(Data excerpts)

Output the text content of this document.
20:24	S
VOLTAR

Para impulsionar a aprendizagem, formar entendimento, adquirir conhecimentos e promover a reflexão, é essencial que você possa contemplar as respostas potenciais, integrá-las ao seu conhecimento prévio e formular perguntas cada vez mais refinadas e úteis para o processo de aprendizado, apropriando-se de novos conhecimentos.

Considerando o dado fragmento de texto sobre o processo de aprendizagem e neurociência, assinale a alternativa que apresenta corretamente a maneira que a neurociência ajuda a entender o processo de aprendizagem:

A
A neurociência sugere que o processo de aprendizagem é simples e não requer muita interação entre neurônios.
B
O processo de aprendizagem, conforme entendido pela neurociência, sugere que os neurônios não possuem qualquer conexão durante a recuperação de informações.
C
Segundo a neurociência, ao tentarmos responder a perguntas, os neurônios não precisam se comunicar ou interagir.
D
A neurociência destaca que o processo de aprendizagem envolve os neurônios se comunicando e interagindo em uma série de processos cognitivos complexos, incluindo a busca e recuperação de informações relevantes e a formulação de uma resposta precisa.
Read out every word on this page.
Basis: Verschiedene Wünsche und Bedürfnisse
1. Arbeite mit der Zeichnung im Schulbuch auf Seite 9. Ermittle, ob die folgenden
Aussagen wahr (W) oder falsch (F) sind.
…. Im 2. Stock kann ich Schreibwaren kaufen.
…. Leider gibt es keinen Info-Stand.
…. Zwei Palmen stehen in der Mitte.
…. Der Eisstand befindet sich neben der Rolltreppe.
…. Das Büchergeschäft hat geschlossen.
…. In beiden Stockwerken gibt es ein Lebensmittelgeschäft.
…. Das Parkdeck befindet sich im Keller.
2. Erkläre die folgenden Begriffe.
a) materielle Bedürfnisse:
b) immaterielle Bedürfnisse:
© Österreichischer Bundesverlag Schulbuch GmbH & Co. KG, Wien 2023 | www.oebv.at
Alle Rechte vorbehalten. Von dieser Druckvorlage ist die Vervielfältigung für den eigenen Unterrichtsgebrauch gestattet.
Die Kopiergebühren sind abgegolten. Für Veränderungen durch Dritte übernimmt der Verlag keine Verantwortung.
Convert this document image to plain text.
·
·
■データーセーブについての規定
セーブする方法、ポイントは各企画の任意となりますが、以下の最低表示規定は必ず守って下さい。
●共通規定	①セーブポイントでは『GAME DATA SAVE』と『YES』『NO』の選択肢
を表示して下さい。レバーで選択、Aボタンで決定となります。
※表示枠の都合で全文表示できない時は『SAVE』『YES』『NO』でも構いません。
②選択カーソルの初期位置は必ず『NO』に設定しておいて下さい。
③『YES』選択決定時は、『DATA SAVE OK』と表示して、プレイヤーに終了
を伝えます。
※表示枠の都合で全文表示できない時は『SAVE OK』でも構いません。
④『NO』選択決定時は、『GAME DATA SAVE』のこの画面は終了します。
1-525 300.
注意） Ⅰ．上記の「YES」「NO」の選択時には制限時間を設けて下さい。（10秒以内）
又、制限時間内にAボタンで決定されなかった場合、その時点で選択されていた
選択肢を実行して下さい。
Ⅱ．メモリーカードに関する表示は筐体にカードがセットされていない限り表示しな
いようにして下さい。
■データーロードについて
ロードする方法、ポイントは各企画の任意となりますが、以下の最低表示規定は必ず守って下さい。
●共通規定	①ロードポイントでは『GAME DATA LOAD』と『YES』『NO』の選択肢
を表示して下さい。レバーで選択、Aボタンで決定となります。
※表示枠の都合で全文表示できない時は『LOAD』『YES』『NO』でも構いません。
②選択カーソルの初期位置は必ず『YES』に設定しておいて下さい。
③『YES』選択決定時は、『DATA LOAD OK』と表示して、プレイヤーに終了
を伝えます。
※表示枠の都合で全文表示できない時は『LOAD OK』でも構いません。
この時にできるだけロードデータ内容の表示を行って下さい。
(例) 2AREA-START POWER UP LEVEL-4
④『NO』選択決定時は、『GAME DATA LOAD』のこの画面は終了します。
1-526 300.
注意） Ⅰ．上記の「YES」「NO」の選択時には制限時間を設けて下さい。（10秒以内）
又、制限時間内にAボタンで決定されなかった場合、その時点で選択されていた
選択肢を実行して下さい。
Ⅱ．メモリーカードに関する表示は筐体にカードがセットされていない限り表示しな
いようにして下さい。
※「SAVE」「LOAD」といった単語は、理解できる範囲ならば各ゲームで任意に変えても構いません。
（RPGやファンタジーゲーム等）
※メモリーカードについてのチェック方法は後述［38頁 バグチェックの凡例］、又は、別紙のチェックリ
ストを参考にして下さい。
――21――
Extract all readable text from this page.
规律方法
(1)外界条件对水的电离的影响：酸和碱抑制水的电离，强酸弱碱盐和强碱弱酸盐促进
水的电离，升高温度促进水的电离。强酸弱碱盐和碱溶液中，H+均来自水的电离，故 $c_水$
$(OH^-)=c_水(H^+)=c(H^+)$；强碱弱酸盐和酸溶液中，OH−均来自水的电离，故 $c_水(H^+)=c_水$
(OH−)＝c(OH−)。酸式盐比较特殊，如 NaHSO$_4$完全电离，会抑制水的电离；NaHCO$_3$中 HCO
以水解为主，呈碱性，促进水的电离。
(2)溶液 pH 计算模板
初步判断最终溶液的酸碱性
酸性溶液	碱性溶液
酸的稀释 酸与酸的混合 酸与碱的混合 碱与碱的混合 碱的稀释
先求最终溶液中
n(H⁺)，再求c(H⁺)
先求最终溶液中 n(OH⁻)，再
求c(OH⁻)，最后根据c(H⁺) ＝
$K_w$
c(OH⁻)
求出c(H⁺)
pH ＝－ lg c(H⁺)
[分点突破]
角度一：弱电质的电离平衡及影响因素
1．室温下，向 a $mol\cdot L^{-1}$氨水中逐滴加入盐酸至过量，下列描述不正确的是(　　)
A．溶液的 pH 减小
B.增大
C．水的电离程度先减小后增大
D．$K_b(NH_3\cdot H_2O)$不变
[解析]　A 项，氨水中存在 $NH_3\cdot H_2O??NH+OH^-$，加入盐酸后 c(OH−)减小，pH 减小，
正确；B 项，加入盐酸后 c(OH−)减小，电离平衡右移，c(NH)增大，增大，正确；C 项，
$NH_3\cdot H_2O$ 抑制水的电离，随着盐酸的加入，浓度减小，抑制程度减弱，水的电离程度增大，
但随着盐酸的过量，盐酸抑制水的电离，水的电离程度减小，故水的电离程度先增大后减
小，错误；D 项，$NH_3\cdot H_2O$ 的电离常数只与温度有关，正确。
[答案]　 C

§ DIRECTIONS FOR THIS TASK: List all lines from the entries that include the word "Schulbuch".

§ OUTPUT OF THE TASK:
1. Arbeite mit der Zeichnung im Schulbuch auf Seite 9. Ermittle, ob die folgenden
© Österreichischer Bundesverlag Schulbuch GmbH & Co. KG, Wien 2023 | www.oebv.at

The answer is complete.